> Problem to work on
Gather every line of the items below that contains the string "these", and list those lines verbatim in their original order.
=== Provided information ===
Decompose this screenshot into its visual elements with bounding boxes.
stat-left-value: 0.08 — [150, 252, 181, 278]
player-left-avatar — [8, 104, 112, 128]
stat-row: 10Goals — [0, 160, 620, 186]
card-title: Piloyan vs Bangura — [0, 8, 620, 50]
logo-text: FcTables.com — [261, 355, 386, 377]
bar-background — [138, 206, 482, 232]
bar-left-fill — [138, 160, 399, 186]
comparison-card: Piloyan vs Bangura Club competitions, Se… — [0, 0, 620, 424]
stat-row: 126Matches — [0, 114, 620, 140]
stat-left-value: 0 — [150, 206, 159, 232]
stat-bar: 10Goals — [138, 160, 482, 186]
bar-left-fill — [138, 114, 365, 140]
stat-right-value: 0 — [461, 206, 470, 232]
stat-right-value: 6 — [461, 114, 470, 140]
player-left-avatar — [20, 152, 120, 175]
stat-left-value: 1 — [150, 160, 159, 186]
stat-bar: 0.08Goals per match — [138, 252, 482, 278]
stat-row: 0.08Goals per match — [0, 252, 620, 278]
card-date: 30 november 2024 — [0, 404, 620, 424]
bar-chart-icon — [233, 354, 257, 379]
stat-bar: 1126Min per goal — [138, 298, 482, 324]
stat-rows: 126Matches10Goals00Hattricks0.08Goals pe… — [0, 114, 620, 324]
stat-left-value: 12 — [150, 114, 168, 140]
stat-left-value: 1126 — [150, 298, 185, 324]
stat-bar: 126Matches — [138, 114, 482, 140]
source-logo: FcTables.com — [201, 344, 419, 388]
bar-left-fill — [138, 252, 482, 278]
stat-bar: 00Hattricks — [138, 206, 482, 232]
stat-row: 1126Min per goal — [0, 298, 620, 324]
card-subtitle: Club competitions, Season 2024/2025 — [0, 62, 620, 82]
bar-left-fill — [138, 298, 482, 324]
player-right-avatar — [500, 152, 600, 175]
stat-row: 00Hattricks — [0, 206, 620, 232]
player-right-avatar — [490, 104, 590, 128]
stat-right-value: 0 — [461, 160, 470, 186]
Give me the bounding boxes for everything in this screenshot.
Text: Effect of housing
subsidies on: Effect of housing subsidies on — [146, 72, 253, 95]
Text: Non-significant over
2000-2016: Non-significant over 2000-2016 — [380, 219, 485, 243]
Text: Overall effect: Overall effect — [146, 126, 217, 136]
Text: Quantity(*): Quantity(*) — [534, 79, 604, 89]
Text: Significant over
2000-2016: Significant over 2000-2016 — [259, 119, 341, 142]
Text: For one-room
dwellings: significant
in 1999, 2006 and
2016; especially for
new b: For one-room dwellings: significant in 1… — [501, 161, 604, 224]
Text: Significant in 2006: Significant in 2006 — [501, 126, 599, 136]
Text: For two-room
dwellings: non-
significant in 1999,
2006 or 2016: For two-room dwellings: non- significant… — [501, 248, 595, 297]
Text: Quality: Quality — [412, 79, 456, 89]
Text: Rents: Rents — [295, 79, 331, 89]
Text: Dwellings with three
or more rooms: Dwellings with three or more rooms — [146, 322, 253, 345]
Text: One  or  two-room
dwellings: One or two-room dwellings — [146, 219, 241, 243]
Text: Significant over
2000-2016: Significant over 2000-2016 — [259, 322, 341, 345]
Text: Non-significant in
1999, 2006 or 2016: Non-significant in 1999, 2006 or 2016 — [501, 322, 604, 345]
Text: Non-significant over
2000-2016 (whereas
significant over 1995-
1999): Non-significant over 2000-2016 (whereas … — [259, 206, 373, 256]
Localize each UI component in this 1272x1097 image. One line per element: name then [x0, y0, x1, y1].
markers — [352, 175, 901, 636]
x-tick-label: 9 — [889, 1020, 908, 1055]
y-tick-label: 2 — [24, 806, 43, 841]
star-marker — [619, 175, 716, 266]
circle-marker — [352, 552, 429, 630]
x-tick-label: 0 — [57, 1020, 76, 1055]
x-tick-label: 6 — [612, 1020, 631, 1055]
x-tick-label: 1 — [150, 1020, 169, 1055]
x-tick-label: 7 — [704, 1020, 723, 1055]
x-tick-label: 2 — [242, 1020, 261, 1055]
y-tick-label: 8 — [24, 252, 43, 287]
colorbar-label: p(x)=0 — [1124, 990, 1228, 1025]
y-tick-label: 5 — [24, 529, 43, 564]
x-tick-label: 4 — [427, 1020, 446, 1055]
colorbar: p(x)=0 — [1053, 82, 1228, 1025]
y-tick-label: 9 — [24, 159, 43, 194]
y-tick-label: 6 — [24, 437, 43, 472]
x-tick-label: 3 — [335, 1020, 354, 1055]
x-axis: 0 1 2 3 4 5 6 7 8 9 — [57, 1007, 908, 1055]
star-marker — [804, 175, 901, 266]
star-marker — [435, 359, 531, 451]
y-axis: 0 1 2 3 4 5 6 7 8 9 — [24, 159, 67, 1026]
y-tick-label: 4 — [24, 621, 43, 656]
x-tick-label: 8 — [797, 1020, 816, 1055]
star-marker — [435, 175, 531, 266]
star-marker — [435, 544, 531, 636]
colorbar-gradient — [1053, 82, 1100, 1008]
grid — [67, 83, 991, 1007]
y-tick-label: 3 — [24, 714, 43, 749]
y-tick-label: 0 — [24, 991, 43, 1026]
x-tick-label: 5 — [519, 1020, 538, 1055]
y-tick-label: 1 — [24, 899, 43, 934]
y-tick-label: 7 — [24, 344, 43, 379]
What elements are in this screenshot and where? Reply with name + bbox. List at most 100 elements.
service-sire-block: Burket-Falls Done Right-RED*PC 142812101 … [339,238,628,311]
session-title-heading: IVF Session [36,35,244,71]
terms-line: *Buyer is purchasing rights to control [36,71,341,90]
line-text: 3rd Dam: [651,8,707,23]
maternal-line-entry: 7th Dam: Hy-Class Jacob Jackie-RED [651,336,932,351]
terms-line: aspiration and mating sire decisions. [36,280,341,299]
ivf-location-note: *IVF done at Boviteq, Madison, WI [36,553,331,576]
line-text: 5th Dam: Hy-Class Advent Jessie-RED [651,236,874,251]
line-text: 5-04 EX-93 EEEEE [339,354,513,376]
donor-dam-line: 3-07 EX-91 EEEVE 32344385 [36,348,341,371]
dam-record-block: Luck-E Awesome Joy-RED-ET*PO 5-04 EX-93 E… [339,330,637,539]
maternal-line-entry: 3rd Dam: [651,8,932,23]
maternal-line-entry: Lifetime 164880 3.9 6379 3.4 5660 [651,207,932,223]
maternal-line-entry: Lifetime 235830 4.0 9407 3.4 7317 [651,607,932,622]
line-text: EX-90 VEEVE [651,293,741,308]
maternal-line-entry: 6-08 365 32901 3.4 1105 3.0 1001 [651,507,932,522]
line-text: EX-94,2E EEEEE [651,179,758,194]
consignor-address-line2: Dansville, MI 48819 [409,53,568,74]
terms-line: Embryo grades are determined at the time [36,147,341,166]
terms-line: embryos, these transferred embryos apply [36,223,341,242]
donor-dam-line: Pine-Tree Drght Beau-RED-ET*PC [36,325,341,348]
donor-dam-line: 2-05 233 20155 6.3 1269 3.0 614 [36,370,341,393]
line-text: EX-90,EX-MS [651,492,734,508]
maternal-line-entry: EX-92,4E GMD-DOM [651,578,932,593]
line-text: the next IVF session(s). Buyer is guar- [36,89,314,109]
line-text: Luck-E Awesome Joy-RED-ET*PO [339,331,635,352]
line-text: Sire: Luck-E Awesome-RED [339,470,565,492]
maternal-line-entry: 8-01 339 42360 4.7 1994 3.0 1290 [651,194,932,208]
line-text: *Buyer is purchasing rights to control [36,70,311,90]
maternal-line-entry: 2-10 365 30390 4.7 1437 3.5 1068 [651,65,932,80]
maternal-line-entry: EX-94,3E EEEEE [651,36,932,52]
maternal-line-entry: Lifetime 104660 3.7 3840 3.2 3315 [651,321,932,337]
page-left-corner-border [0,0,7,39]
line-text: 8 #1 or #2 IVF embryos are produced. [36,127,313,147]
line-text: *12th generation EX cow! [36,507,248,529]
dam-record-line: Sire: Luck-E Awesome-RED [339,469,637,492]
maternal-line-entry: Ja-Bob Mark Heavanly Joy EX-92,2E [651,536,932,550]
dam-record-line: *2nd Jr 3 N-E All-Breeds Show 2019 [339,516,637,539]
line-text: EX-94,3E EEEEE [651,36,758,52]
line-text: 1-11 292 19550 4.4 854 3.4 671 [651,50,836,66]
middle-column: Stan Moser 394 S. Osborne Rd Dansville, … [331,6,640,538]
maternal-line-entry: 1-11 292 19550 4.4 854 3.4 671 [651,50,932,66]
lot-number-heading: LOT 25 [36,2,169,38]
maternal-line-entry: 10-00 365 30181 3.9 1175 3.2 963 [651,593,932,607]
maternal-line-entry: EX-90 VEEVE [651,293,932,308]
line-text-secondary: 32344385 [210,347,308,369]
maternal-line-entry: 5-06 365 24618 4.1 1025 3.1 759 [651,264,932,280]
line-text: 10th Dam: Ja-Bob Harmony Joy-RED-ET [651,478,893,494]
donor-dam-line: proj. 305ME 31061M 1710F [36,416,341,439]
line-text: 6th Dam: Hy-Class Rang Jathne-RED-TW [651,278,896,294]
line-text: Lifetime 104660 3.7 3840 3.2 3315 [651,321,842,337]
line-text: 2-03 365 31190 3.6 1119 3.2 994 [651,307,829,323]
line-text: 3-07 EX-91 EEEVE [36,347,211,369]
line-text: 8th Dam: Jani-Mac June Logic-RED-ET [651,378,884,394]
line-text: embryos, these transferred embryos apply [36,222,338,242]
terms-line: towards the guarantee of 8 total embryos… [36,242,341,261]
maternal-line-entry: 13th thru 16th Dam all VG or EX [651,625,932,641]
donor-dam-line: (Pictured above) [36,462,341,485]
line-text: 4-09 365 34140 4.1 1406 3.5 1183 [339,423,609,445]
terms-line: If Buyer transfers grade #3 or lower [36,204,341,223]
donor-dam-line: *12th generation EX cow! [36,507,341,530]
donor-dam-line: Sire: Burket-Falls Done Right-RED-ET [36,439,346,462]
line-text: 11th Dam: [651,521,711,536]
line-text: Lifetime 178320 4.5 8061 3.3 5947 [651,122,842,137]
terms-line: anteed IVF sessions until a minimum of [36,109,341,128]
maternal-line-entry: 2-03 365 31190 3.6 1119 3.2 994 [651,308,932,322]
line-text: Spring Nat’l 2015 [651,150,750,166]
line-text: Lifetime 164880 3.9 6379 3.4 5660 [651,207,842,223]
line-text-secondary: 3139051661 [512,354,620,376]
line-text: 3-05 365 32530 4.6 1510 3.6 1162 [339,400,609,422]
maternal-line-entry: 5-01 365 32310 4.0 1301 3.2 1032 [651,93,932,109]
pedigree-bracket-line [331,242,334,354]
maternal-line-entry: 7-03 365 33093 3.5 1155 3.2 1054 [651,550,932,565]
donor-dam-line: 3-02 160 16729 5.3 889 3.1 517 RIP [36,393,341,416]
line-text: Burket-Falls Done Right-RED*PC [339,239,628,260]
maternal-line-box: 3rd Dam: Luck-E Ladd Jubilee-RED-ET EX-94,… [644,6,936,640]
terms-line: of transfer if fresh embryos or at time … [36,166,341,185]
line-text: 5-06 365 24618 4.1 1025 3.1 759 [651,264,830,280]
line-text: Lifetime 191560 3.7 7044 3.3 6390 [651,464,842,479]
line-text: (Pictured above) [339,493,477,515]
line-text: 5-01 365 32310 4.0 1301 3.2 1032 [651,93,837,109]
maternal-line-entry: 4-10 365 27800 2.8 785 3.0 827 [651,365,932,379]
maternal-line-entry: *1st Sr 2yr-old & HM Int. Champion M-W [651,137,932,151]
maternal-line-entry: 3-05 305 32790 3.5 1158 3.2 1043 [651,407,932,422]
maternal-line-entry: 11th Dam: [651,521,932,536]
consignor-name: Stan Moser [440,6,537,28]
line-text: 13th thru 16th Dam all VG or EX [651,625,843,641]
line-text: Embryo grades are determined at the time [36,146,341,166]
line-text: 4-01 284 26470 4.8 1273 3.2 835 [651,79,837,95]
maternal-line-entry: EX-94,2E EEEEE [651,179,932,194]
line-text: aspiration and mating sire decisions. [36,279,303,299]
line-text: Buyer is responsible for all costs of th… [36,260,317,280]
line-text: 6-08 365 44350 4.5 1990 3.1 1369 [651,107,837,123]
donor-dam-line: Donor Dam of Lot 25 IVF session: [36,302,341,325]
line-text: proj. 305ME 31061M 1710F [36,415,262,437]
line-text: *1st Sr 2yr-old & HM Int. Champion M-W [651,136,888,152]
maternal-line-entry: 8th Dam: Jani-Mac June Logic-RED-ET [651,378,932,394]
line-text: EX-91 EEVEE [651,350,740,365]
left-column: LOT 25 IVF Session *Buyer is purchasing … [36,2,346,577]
===
> Worked solution
terms-line: embryos, these transferred embryos apply [36,223,341,242]
line-text: embryos, these transferred embryos apply [36,222,338,242]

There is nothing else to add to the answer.